- Exercise directions -
Search the material for the string "text", then return every line where it is found.

====== Information given ======

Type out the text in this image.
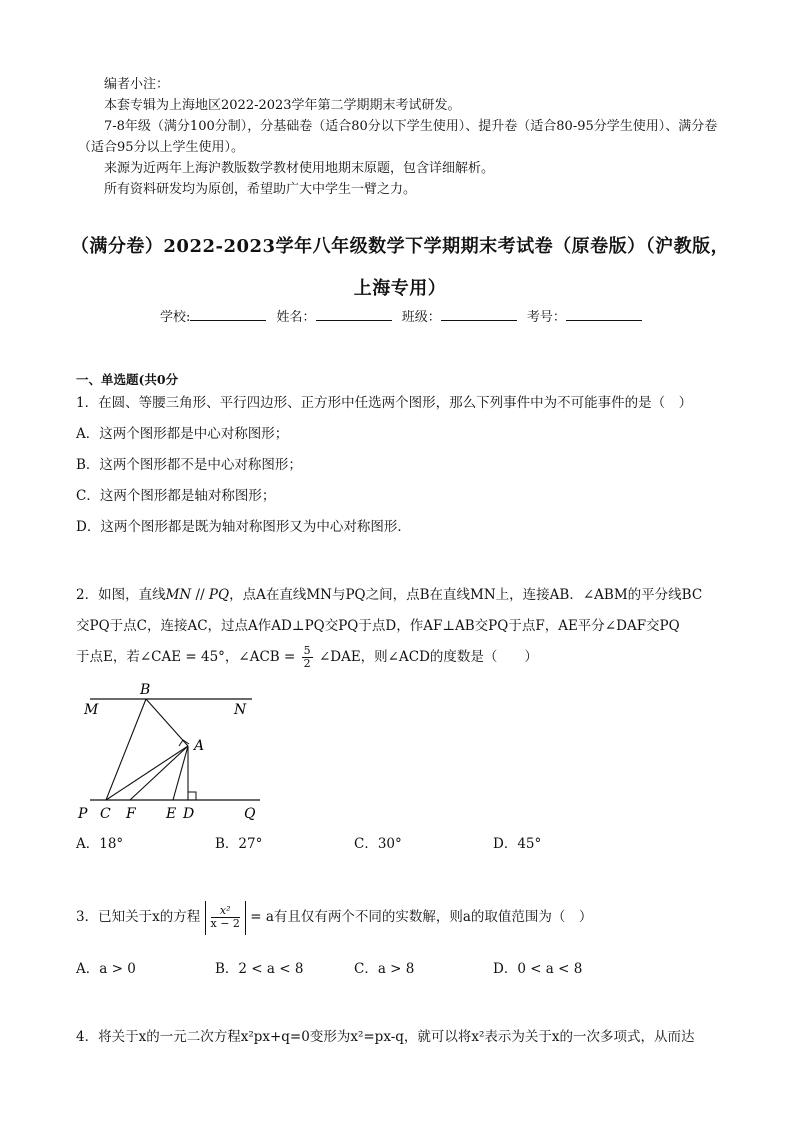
编者小注：

本套专辑为上海地区2022-2023学年第二学期期末考试研发。

7-8年级（满分100分制），分基础卷（适合80分以下学生使用）、提升卷（适合80-95分学生使用）、满分卷（适合95分以上学生使用）。

来源为近两年上海沪教版数学教材使用地期末原题，包含详细解析。

所有资料研发均为原创，希望助广大中学生一臂之力。

（满分卷）2022-2023学年八年级数学下学期期末考试卷（原卷版）（沪教版，上海专用）
学校:	姓名：	班级：	考号：
一、单选题(共0分

1．在圆、等腰三角形、平行四边形、正方形中任选两个图形，那么下列事件中为不可能事件的是（　）

A．这两个图形都是中心对称图形；

B．这两个图形都不是中心对称图形；

C．这两个图形都是轴对称图形；

D．这两个图形都是既为轴对称图形又为中心对称图形．

2．如图，直线MN // PQ，点A在直线MN与PQ之间，点B在直线MN上，连接AB．∠ABM的平分线BC

交PQ于点C，连接AC，过点A作AD⊥PQ交PQ于点D，作AF⊥AB交PQ于点F，AE平分∠DAF交PQ

于点E，若∠CAE = 45°，∠ACB = $\frac{5}{2}$ ∠DAE，则∠ACD的度数是（　　）

B
M	N
A
P C F E D	Q
A．18°	B．27°	C．30°	D．45°
3．已知关于x的方程 $\frac{\text{x²}}{x - 2} = a$有且仅有两个不同的实数解，则a的取值范围为（　）
A．a > 0	B．2 < a < 8	C．a > 8	D．0 < a < 8

4．将关于x的一元二次方程x²px+q=0变形为x²=px-q，就可以将x²表示为关于x的一次多项式，从而达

======

- Answer to the problem -
Type out the text in this image.
3．已知关于x的方程 $\frac{\text{x²}}{x - 2} = a$有且仅有两个不同的实数解，则a的取值范围为（　）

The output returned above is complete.